Task prompt:
Each line below with the word "this" needs to be copied.

***

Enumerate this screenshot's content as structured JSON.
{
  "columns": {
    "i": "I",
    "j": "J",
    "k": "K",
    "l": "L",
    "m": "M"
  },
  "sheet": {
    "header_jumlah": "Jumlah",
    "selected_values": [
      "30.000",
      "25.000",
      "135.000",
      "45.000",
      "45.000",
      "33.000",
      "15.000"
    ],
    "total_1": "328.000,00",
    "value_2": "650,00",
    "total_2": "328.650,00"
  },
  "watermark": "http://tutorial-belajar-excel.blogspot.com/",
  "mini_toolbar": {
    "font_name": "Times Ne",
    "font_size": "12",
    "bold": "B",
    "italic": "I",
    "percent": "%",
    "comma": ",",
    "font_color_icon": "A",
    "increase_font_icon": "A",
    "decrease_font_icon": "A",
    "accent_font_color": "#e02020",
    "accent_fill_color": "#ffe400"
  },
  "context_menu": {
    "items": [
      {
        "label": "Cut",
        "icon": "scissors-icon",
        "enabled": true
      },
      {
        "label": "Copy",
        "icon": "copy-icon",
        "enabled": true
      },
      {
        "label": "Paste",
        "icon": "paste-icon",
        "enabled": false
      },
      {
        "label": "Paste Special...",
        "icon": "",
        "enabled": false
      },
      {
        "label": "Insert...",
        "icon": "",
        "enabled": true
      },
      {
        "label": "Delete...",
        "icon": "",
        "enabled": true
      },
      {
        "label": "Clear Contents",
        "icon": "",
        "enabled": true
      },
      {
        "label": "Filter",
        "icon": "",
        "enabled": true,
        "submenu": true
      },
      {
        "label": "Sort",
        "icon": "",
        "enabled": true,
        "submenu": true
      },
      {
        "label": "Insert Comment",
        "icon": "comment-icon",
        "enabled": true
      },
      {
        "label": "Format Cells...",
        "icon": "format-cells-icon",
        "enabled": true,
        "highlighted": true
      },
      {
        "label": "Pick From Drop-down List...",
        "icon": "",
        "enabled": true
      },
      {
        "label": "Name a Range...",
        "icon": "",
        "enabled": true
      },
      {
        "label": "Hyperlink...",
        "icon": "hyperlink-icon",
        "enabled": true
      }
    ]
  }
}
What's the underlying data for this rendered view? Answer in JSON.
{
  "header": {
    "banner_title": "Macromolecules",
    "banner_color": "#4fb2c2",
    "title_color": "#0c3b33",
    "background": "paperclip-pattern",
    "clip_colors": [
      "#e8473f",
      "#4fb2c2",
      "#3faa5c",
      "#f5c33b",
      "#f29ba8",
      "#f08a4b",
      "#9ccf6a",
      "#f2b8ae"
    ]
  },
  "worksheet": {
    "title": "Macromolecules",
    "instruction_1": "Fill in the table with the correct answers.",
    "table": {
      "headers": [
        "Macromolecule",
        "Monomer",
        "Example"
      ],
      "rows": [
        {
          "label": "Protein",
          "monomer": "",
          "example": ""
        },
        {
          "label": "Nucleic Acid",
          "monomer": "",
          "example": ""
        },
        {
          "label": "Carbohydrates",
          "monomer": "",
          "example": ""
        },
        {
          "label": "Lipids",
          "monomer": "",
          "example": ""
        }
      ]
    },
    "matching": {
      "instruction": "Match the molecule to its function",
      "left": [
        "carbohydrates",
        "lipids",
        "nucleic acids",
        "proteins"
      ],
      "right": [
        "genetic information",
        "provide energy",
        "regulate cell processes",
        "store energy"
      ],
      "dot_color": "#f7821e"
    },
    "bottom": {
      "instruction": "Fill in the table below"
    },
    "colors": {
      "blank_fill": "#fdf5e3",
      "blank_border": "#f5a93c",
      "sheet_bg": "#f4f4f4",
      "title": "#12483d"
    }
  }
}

***

Task result:
Enumerate this screenshot's content as structured JSON.
What's the underlying data for this rendered view? Answer in JSON.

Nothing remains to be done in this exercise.